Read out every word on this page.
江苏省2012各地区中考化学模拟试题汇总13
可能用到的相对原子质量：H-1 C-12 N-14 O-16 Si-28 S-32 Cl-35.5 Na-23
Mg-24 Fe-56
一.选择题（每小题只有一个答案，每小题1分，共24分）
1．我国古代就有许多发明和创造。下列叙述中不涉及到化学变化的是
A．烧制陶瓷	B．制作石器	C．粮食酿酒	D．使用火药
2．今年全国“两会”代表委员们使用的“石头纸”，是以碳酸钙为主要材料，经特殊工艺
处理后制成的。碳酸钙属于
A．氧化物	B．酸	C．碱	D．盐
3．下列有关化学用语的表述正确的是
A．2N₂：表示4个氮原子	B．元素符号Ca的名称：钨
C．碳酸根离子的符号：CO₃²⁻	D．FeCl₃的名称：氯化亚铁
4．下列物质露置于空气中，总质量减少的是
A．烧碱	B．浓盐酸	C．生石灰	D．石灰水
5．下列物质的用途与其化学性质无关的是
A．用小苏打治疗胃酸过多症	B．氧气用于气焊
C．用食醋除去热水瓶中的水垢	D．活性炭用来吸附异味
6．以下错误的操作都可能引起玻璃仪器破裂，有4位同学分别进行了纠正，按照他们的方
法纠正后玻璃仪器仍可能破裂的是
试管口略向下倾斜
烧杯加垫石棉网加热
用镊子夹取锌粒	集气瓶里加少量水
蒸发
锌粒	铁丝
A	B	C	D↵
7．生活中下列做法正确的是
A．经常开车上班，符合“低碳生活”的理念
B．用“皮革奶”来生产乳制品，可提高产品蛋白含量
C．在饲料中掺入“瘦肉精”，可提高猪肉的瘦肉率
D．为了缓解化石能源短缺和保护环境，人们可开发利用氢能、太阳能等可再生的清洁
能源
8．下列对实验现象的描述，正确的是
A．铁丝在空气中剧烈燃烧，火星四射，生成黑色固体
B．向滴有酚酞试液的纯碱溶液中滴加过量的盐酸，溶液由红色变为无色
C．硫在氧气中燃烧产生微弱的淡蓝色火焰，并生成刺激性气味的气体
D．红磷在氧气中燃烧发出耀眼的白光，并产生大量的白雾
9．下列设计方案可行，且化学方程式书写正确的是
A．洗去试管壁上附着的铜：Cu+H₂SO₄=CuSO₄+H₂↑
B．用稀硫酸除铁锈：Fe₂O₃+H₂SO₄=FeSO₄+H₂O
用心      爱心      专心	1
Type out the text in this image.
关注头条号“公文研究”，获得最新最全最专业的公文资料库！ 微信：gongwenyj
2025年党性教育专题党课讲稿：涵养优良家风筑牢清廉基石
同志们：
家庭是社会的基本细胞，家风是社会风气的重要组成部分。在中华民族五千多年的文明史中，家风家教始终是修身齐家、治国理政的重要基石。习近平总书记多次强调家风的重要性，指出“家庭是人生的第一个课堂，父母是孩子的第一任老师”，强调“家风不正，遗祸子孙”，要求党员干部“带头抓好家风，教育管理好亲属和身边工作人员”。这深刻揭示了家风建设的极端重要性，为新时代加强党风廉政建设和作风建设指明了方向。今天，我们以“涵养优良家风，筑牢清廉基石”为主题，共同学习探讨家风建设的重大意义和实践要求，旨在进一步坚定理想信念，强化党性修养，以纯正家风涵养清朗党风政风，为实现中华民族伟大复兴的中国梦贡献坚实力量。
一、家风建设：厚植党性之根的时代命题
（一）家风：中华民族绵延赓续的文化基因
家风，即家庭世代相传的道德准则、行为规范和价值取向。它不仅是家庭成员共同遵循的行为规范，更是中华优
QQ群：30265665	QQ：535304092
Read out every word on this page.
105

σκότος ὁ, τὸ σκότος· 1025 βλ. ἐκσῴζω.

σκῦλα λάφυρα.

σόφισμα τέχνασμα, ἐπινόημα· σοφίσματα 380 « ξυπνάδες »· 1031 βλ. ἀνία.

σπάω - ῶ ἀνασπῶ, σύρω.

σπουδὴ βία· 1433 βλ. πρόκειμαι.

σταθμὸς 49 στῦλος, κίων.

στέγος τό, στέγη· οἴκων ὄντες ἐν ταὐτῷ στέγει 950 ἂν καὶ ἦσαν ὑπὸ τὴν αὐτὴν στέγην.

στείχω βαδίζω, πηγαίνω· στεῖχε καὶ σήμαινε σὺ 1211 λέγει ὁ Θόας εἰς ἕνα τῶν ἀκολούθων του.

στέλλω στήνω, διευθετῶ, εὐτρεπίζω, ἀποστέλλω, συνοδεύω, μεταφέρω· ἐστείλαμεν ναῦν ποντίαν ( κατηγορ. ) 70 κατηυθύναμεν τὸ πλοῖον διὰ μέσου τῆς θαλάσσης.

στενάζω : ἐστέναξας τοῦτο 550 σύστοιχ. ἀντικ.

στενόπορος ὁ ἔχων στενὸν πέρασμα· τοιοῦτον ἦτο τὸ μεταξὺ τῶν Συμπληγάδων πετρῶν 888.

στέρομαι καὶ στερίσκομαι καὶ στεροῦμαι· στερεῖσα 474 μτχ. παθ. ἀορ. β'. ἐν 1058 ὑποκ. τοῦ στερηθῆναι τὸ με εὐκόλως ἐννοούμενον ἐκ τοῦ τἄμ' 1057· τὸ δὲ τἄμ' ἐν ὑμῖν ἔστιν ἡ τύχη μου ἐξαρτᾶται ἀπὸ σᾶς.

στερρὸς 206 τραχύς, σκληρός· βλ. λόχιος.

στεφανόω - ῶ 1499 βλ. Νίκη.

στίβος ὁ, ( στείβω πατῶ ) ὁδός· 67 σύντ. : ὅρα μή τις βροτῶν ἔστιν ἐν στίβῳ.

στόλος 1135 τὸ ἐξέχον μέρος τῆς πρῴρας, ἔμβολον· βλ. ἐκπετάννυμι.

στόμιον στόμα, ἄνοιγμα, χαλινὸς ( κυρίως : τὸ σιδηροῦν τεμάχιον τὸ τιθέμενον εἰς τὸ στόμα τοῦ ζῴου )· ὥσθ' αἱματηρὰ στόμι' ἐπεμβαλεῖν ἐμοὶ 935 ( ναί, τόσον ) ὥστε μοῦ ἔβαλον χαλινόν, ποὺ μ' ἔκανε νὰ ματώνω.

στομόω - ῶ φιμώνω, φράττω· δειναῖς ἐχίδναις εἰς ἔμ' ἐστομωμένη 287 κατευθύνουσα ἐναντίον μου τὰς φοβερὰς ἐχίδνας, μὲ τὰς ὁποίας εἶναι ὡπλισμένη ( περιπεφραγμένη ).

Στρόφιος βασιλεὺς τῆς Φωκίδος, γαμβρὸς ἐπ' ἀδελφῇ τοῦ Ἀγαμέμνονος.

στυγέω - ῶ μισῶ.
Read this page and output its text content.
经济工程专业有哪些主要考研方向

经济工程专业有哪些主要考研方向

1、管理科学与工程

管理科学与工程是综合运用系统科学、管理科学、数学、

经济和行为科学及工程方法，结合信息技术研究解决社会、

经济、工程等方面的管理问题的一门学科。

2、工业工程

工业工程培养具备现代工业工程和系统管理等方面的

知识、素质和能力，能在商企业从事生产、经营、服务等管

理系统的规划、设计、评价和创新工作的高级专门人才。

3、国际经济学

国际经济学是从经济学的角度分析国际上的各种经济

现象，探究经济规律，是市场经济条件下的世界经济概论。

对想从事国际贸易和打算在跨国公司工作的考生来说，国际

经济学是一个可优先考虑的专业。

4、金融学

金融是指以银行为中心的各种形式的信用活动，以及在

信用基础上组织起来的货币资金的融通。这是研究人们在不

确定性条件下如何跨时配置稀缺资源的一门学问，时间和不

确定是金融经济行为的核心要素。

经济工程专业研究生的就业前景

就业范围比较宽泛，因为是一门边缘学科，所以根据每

Instruction >>
Gather each line in the entries above where the string "this" is found.

Written answer >>
Read out every word on this page.
Type out the text in this image.
Read out every word on this page.
Read this page and output its text content.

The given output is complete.